- _TASK OBJECTIVE_: Locate the string "anomaly" throughout the material and copy every line in which it occurs.

>> Start INFORMATION GIVEN

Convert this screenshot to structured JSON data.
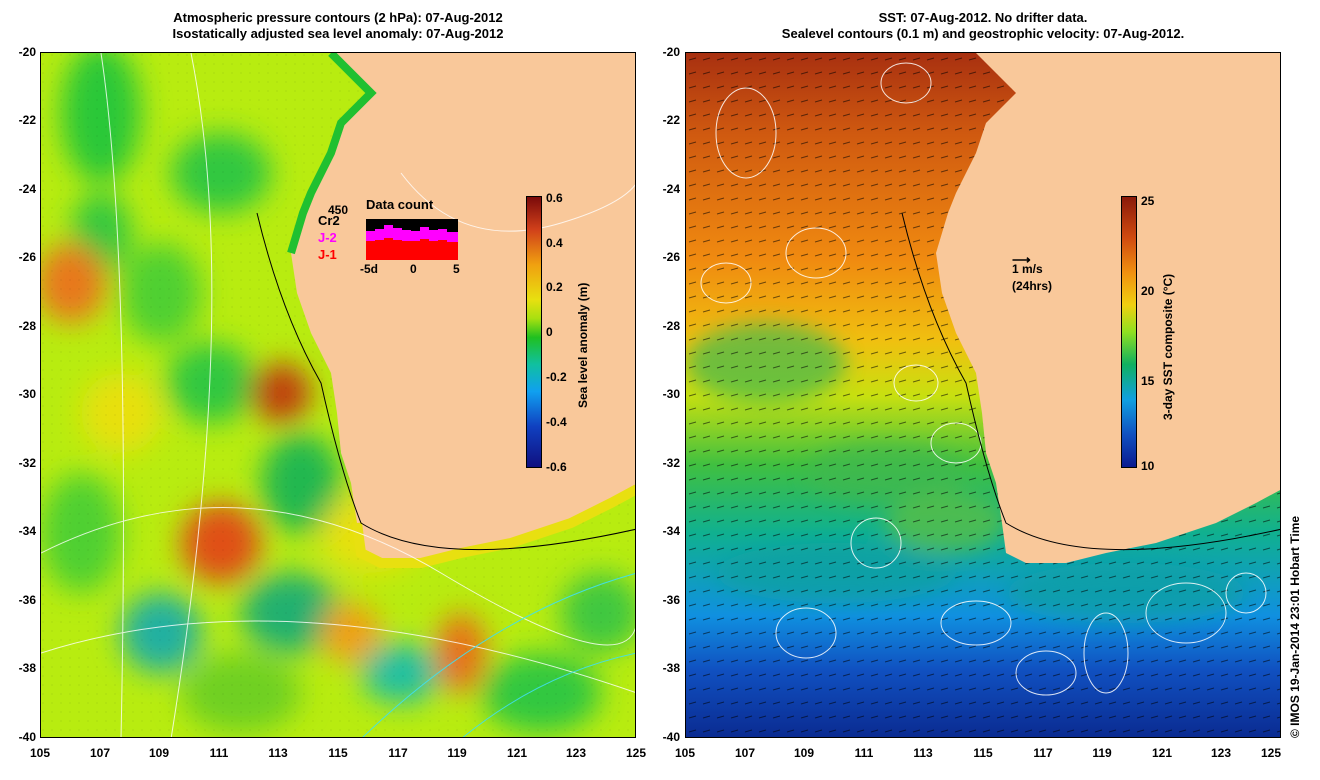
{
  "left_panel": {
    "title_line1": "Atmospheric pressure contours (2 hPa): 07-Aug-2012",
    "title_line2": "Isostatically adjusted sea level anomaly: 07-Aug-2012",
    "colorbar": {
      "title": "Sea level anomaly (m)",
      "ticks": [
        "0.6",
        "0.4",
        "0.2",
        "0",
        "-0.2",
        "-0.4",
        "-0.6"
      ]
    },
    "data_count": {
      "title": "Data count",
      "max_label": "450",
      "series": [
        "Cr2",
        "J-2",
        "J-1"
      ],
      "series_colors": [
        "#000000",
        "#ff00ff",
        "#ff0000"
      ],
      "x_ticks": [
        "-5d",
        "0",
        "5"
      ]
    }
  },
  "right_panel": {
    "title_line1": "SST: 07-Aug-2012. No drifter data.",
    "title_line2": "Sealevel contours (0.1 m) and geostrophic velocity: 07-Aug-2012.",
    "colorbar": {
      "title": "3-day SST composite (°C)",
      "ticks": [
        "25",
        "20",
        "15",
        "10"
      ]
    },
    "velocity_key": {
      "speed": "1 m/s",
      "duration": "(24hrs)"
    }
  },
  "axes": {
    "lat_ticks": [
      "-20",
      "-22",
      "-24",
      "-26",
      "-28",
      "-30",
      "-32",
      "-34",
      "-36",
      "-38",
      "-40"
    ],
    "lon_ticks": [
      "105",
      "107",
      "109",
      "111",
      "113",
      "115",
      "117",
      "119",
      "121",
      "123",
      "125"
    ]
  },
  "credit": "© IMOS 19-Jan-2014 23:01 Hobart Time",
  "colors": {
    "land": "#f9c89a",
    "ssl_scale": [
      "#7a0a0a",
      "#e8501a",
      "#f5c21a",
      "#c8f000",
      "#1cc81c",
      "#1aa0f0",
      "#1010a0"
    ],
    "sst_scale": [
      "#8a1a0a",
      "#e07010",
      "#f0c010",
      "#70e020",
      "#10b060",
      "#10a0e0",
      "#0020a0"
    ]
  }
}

>> End INFORMATION GIVEN

- _RESULT OF THE EXERCISE_:
    "title_line2": "Isostatically adjusted sea level anomaly: 07-Aug-2012",
      "title": "Sea level anomaly (m)",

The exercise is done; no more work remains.